Information provided>
+ + + + + + +
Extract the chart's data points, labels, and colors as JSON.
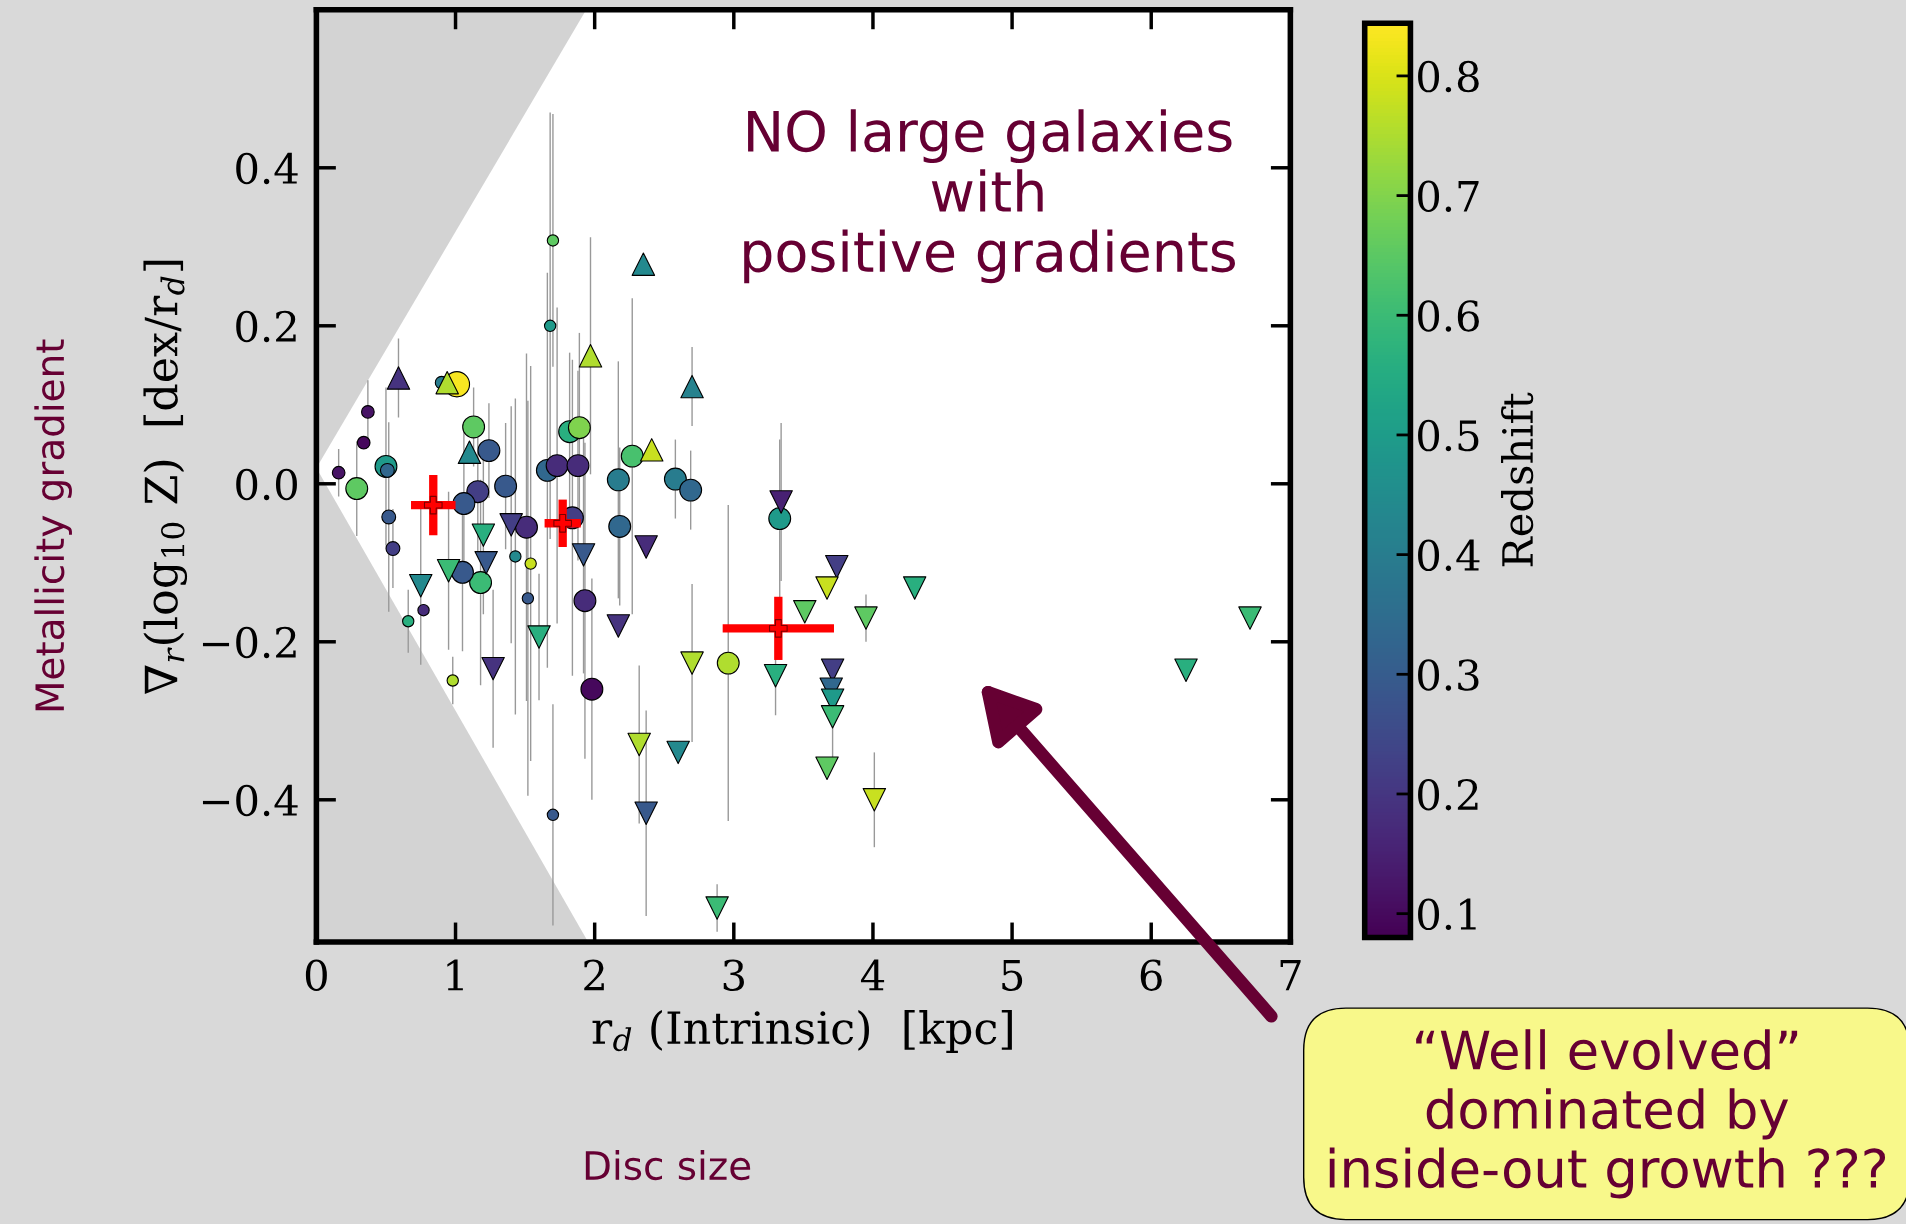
{
  "chart_data": {
    "type": "scatter",
    "xlabel": "r$_{d}$ (Intrinsic)  [kpc]",
    "ylabel": "∇$_{r}$(log$_{10}$ Z)  [dex/r$_{d}$]",
    "clabel": "Redshift",
    "clim": [
      0.08,
      0.844
    ],
    "cticks": [
      0.1,
      0.2,
      0.3,
      0.4,
      0.5,
      0.6,
      0.7,
      0.8
    ],
    "xlim": [
      0,
      7
    ],
    "xticks": [
      0,
      1,
      2,
      3,
      4,
      5,
      6,
      7
    ],
    "ylim": [
      -0.58,
      0.6
    ],
    "yticks": [
      {
        "value": -0.4,
        "label": "−0.4"
      },
      {
        "value": -0.2,
        "label": "−0.2"
      },
      {
        "value": 0.0,
        "label": "0.0"
      },
      {
        "value": 0.2,
        "label": "0.2"
      },
      {
        "value": 0.4,
        "label": "0.4"
      }
    ],
    "grid": false,
    "legend": false,
    "annotations": [
      "NO large galaxies\nwith\npositive gradients",
      "Metallicity gradient",
      "Disc size",
      "“Well evolved”\ndominated by\ninside-out growth ???"
    ],
    "series": [
      {
        "type": "bubble",
        "marker": "circle",
        "x": [
          0.16,
          0.29,
          0.34,
          0.37,
          0.5,
          0.51,
          0.52,
          0.55,
          0.66,
          0.77,
          0.9,
          1.01,
          0.98,
          1.13,
          1.24,
          1.16,
          1.06,
          1.36,
          1.18,
          1.05,
          1.43,
          1.54,
          1.52,
          1.7,
          1.7,
          1.68,
          1.66,
          1.73,
          1.88,
          1.51,
          1.84,
          2.18,
          2.17,
          2.27,
          1.82,
          1.89,
          2.58,
          2.69,
          3.33,
          1.93,
          1.98,
          2.96
        ],
        "values": [
          0.014,
          -0.006,
          0.052,
          0.091,
          0.022,
          0.017,
          -0.042,
          -0.082,
          -0.174,
          -0.16,
          0.128,
          0.126,
          -0.249,
          0.072,
          0.042,
          -0.01,
          -0.025,
          -0.003,
          -0.125,
          -0.112,
          -0.092,
          -0.101,
          -0.145,
          -0.419,
          0.308,
          0.2,
          0.017,
          0.023,
          0.023,
          -0.055,
          -0.043,
          -0.054,
          0.005,
          0.035,
          0.066,
          0.071,
          0.006,
          -0.008,
          -0.044,
          -0.148,
          -0.26,
          -0.227
        ],
        "sizes": [
          0.25,
          0.75,
          0.25,
          0.25,
          0.75,
          0.3,
          0.3,
          0.3,
          0.2,
          0.2,
          0.25,
          1,
          0.2,
          0.75,
          0.75,
          0.75,
          0.75,
          0.75,
          0.75,
          0.75,
          0.2,
          0.2,
          0.2,
          0.2,
          0.2,
          0.2,
          0.75,
          0.75,
          0.75,
          0.75,
          0.75,
          0.75,
          0.75,
          0.75,
          0.75,
          0.75,
          0.75,
          0.75,
          0.75,
          0.75,
          0.75,
          0.75
        ],
        "colors": [
          "#471365",
          "#5ec962",
          "#46085c",
          "#471365",
          "#1f9a8a",
          "#31688e",
          "#38598c",
          "#433e85",
          "#29af7f",
          "#472c7a",
          "#287c8e",
          "#f8e621",
          "#b0dd2f",
          "#5ec962",
          "#38598c",
          "#433e85",
          "#38598c",
          "#38598c",
          "#3bbb75",
          "#38598c",
          "#23898e",
          "#c8e020",
          "#38598c",
          "#38598c",
          "#5ec962",
          "#1f9a8a",
          "#31688e",
          "#472c7a",
          "#472c7a",
          "#472c7a",
          "#433e85",
          "#31688e",
          "#287c8e",
          "#48c16e",
          "#29af7f",
          "#7fd34e",
          "#287c8e",
          "#31688e",
          "#1f9a8a",
          "#472c7a",
          "#46085c",
          "#b0dd2f"
        ],
        "errors": [
          0.03,
          0.06,
          null,
          0.04,
          0.1,
          null,
          0.12,
          0.05,
          0.04,
          null,
          null,
          null,
          0.03,
          0.05,
          0.06,
          0.08,
          0.1,
          0.08,
          0.13,
          0.1,
          0.2,
          0.25,
          0.25,
          0.14,
          0.16,
          0.27,
          0.25,
          0.2,
          0.12,
          0.22,
          0.2,
          0.1,
          0.15,
          0.2,
          0.1,
          0.12,
          0.05,
          0.05,
          0.1,
          0.2,
          0.14,
          0.2
        ]
      },
      {
        "marker": "triangle",
        "x": [
          0.59,
          0.94,
          1.1,
          1.97,
          2.35,
          2.7,
          2.41
        ],
        "values": [
          0.134,
          0.128,
          0.04,
          0.162,
          0.278,
          0.123,
          0.043
        ],
        "colors": [
          "#46337f",
          "#b0dd2f",
          "#23898e",
          "#b0dd2f",
          "#23898e",
          "#26828e",
          "#c8e020"
        ],
        "errors": [
          0.05,
          null,
          null,
          0.15,
          null,
          0.05,
          null
        ]
      },
      {
        "marker": "triangle_down",
        "x": [
          0.75,
          0.95,
          1.22,
          1.2,
          1.4,
          1.75,
          1.92,
          2.37,
          3.34,
          2.17,
          1.6,
          1.27,
          2.7,
          3.3,
          2.32,
          2.6,
          2.37,
          2.88,
          3.74,
          3.67,
          3.51,
          3.95,
          4.3,
          6.71,
          6.25,
          3.71,
          3.7,
          3.71,
          3.71,
          3.67,
          4.01
        ],
        "values": [
          -0.129,
          -0.11,
          -0.1,
          -0.065,
          -0.052,
          null,
          -0.09,
          -0.08,
          -0.023,
          -0.18,
          -0.194,
          -0.234,
          -0.227,
          -0.243,
          -0.33,
          -0.34,
          -0.417,
          -0.537,
          -0.105,
          -0.132,
          -0.162,
          -0.17,
          -0.132,
          -0.17,
          -0.236,
          -0.236,
          -0.26,
          -0.274,
          -0.295,
          -0.36,
          -0.4
        ],
        "colors": [
          "#23898e",
          "#3bbb75",
          "#38598c",
          "#29af7f",
          "#433e85",
          "#38598c",
          "#38598c",
          "#472c7a",
          "#482173",
          "#46337f",
          "#29af7f",
          "#46337f",
          "#b0dd2f",
          "#29af7f",
          "#b0dd2f",
          "#23898e",
          "#38598c",
          "#3bbb75",
          "#433e85",
          "#c8e020",
          "#5ec962",
          "#5ec962",
          "#29af7f",
          "#3bbb75",
          "#29af7f",
          "#433e85",
          "#31688e",
          "#1f9a8a",
          "#3bbb75",
          "#5ec962",
          "#c8e020"
        ],
        "errors": [
          0.1,
          0.1,
          null,
          0.1,
          0.15,
          null,
          0.15,
          null,
          0.1,
          null,
          0.08,
          0.1,
          0.1,
          0.05,
          0.1,
          null,
          0.13,
          0.03,
          null,
          null,
          null,
          0.03,
          null,
          null,
          null,
          null,
          null,
          null,
          0.06,
          null,
          0.06
        ]
      },
      {
        "marker": "cross",
        "color": "#ff0000",
        "x": [
          0.84,
          1.77,
          3.32
        ],
        "values": [
          -0.027,
          -0.05,
          -0.183
        ],
        "xerrors": [
          0.16,
          0.13,
          0.4
        ],
        "errors": [
          0.038,
          0.03,
          0.04
        ]
      }
    ]
  }
}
+ + + + + + +
Problem description>
Transcribe the records above exactly, leaving out every picture.

Written answer>
Extract the chart's data points, labels, and colors as JSON.
{
  "chart_data": {
    "type": "scatter",
    "xlabel": "r$_{d}$ (Intrinsic)  [kpc]",
    "ylabel": "∇$_{r}$(log$_{10}$ Z)  [dex/r$_{d}$]",
    "clabel": "Redshift",
    "clim": [
      0.08,
      0.844
    ],
    "cticks": [
      0.1,
      0.2,
      0.3,
      0.4,
      0.5,
      0.6,
      0.7,
      0.8
    ],
    "xlim": [
      0,
      7
    ],
    "xticks": [
      0,
      1,
      2,
      3,
      4,
      5,
      6,
      7
    ],
    "ylim": [
      -0.58,
      0.6
    ],
    "yticks": [
      {
        "value": -0.4,
        "label": "−0.4"
      },
      {
        "value": -0.2,
        "label": "−0.2"
      },
      {
        "value": 0.0,
        "label": "0.0"
      },
      {
        "value": 0.2,
        "label": "0.2"
      },
      {
        "value": 0.4,
        "label": "0.4"
      }
    ],
    "grid": false,
    "legend": false,
    "annotations": [
      "NO large galaxies\nwith\npositive gradients",
      "Metallicity gradient",
      "Disc size",
      "“Well evolved”\ndominated by\ninside-out growth ???"
    ],
    "series": [
      {
        "type": "bubble",
        "marker": "circle",
        "x": [
          0.16,
          0.29,
          0.34,
          0.37,
          0.5,
          0.51,
          0.52,
          0.55,
          0.66,
          0.77,
          0.9,
          1.01,
          0.98,
          1.13,
          1.24,
          1.16,
          1.06,
          1.36,
          1.18,
          1.05,
          1.43,
          1.54,
          1.52,
          1.7,
          1.7,
          1.68,
          1.66,
          1.73,
          1.88,
          1.51,
          1.84,
          2.18,
          2.17,
          2.27,
          1.82,
          1.89,
          2.58,
          2.69,
          3.33,
          1.93,
          1.98,
          2.96
        ],
        "values": [
          0.014,
          -0.006,
          0.052,
          0.091,
          0.022,
          0.017,
          -0.042,
          -0.082,
          -0.174,
          -0.16,
          0.128,
          0.126,
          -0.249,
          0.072,
          0.042,
          -0.01,
          -0.025,
          -0.003,
          -0.125,
          -0.112,
          -0.092,
          -0.101,
          -0.145,
          -0.419,
          0.308,
          0.2,
          0.017,
          0.023,
          0.023,
          -0.055,
          -0.043,
          -0.054,
          0.005,
          0.035,
          0.066,
          0.071,
          0.006,
          -0.008,
          -0.044,
          -0.148,
          -0.26,
          -0.227
        ],
        "sizes": [
          0.25,
          0.75,
          0.25,
          0.25,
          0.75,
          0.3,
          0.3,
          0.3,
          0.2,
          0.2,
          0.25,
          1,
          0.2,
          0.75,
          0.75,
          0.75,
          0.75,
          0.75,
          0.75,
          0.75,
          0.2,
          0.2,
          0.2,
          0.2,
          0.2,
          0.2,
          0.75,
          0.75,
          0.75,
          0.75,
          0.75,
          0.75,
          0.75,
          0.75,
          0.75,
          0.75,
          0.75,
          0.75,
          0.75,
          0.75,
          0.75,
          0.75
        ],
        "colors": [
          "#471365",
          "#5ec962",
          "#46085c",
          "#471365",
          "#1f9a8a",
          "#31688e",
          "#38598c",
          "#433e85",
          "#29af7f",
          "#472c7a",
          "#287c8e",
          "#f8e621",
          "#b0dd2f",
          "#5ec962",
          "#38598c",
          "#433e85",
          "#38598c",
          "#38598c",
          "#3bbb75",
          "#38598c",
          "#23898e",
          "#c8e020",
          "#38598c",
          "#38598c",
          "#5ec962",
          "#1f9a8a",
          "#31688e",
          "#472c7a",
          "#472c7a",
          "#472c7a",
          "#433e85",
          "#31688e",
          "#287c8e",
          "#48c16e",
          "#29af7f",
          "#7fd34e",
          "#287c8e",
          "#31688e",
          "#1f9a8a",
          "#472c7a",
          "#46085c",
          "#b0dd2f"
        ],
        "errors": [
          0.03,
          0.06,
          null,
          0.04,
          0.1,
          null,
          0.12,
          0.05,
          0.04,
          null,
          null,
          null,
          0.03,
          0.05,
          0.06,
          0.08,
          0.1,
          0.08,
          0.13,
          0.1,
          0.2,
          0.25,
          0.25,
          0.14,
          0.16,
          0.27,
          0.25,
          0.2,
          0.12,
          0.22,
          0.2,
          0.1,
          0.15,
          0.2,
          0.1,
          0.12,
          0.05,
          0.05,
          0.1,
          0.2,
          0.14,
          0.2
        ]
      },
      {
        "marker": "triangle",
        "x": [
          0.59,
          0.94,
          1.1,
          1.97,
          2.35,
          2.7,
          2.41
        ],
        "values": [
          0.134,
          0.128,
          0.04,
          0.162,
          0.278,
          0.123,
          0.043
        ],
        "colors": [
          "#46337f",
          "#b0dd2f",
          "#23898e",
          "#b0dd2f",
          "#23898e",
          "#26828e",
          "#c8e020"
        ],
        "errors": [
          0.05,
          null,
          null,
          0.15,
          null,
          0.05,
          null
        ]
      },
      {
        "marker": "triangle_down",
        "x": [
          0.75,
          0.95,
          1.22,
          1.2,
          1.4,
          1.75,
          1.92,
          2.37,
          3.34,
          2.17,
          1.6,
          1.27,
          2.7,
          3.3,
          2.32,
          2.6,
          2.37,
          2.88,
          3.74,
          3.67,
          3.51,
          3.95,
          4.3,
          6.71,
          6.25,
          3.71,
          3.7,
          3.71,
          3.71,
          3.67,
          4.01
        ],
        "values": [
          -0.129,
          -0.11,
          -0.1,
          -0.065,
          -0.052,
          null,
          -0.09,
          -0.08,
          -0.023,
          -0.18,
          -0.194,
          -0.234,
          -0.227,
          -0.243,
          -0.33,
          -0.34,
          -0.417,
          -0.537,
          -0.105,
          -0.132,
          -0.162,
          -0.17,
          -0.132,
          -0.17,
          -0.236,
          -0.236,
          -0.26,
          -0.274,
          -0.295,
          -0.36,
          -0.4
        ],
        "colors": [
          "#23898e",
          "#3bbb75",
          "#38598c",
          "#29af7f",
          "#433e85",
          "#38598c",
          "#38598c",
          "#472c7a",
          "#482173",
          "#46337f",
          "#29af7f",
          "#46337f",
          "#b0dd2f",
          "#29af7f",
          "#b0dd2f",
          "#23898e",
          "#38598c",
          "#3bbb75",
          "#433e85",
          "#c8e020",
          "#5ec962",
          "#5ec962",
          "#29af7f",
          "#3bbb75",
          "#29af7f",
          "#433e85",
          "#31688e",
          "#1f9a8a",
          "#3bbb75",
          "#5ec962",
          "#c8e020"
        ],
        "errors": [
          0.1,
          0.1,
          null,
          0.1,
          0.15,
          null,
          0.15,
          null,
          0.1,
          null,
          0.08,
          0.1,
          0.1,
          0.05,
          0.1,
          null,
          0.13,
          0.03,
          null,
          null,
          null,
          0.03,
          null,
          null,
          null,
          null,
          null,
          null,
          0.06,
          null,
          0.06
        ]
      },
      {
        "marker": "cross",
        "color": "#ff0000",
        "x": [
          0.84,
          1.77,
          3.32
        ],
        "values": [
          -0.027,
          -0.05,
          -0.183
        ],
        "xerrors": [
          0.16,
          0.13,
          0.4
        ],
        "errors": [
          0.038,
          0.03,
          0.04
        ]
      }
    ]
  }
}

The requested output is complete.